_Short exercise 1_
Decide whether each statement (a), (b), and (c) agrees with the Pig forum thread below. Answer yes or no, and quote the words from the thread that decide it.
(a) The writer is on day 3 of learning Pig, with a deadline in day 5.
(b) The writer got the DateTime functions to work in the LOAD statement by changing the kind of quotes.
(c) The error message points to line 21, column 17.
_Short exercise 2_
Write the next part of the Pig forum thread below, starting after its last line.

_Source document_
::::::::::

Re: Iterating over data set

Xuri Nagarin Tue, 30 Jul 2013 13:56:45 -0700

Thanks guys. Yes, I noticed that no matter what kind of quotes I use, I
couldn't get the DateTime functions to work in the LOAD statement :)


I will look into writing a custom Loadfunc (still in day 3 for
learning/using Pig with a deadline in day 5).

Here's another issue I ran into:

A = LOAD 'data' AS (ts, worker, output );
A1 = LOAD 'filewithtimestamps' AS (dt:datetime);
B = FILTER A BY ts is not null AND worker is not null and output is not
null;
C = FOREACH A1 {
                             D = FILTER B BY timestamp > 'dt' AND timestamp
<  'AddDuration(ToDate(dt),PT20M)' ;
                             grp = GROUP D by (worker, output);
*<----------------
This is line 21*
                             cnt = FOREACH grp GENERATE group, COUNT (D) as
mycnt;
                             X = FILTER cnt BY (mycnt>50);
                             DUMP X;
                          }

Errors out as:
2013-07-30 13:47:16,534 [main] ERROR org.apache.pig.Main - ERROR 1200:
<file test2.pig.substituted, line 21, column 17>  Syntax error, unexpected
symbol at or near 'D'



On Tue, Jul 30, 2013 at 6:18 AM, Amit <[email protected]> wrote:

> Hello Xuri,
> I second what Jacob says. I believe writing your own loadfunc makes
> sense..just put whatever code you have in Shell script into the getNext of
> LoadFunc and you should be good.

::::::::::

_Data lines_
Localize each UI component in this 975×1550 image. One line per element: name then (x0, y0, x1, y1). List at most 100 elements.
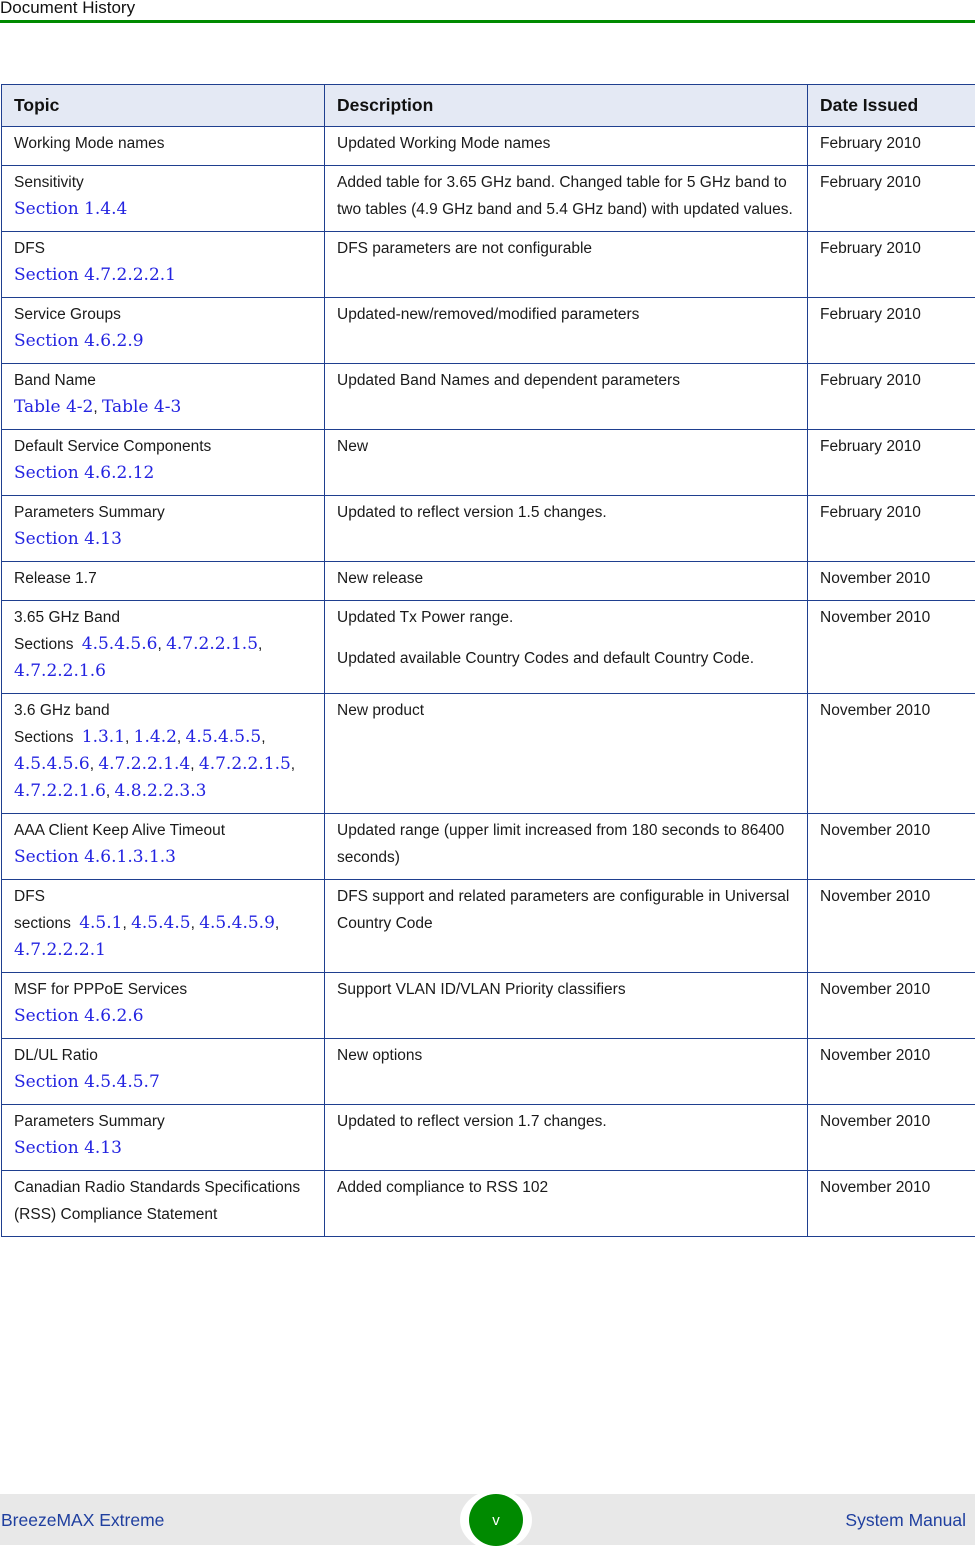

::::::::::

_Exercise result 1_
(a) Yes: "still in day 3 for learning/using Pig with a deadline in day 5"
(b) No: "no matter what kind of quotes I use, I couldn't get the DateTime functions to work in the LOAD statement"
(c) Yes: "line 21, column 17"

_Exercise result 2_
>
>
>
>
> Regards,
> Amit
>
>
>
> ________________________________
>  From: Jacob Perkins <[email protected]>
> To: [email protected]
> Sent: Tuesday, July 30, 2013 8:34 AM
> Subject: Re: Iterating over data set
>
>
> Xuri,
>
> I don't think you can use functions in the load statement like that. To do
> something like that you'd need to write your own LoadFunc. As far as I can
> tell at a glance, and I haven't used Pig 0.11 much, the new DateTime
> functions are eval functions. That means they only operate on tuples during
> execution (map-reduce or whatever emulates map-reduce in local mode) and
> _after_ the input location has been resolved.
>
> --jacob
> @thedatachef
>
>
> On Jul 30, 2013, at 1:30 AM, Xuri Nagarin wrote:
>
> > Thanks Jacob.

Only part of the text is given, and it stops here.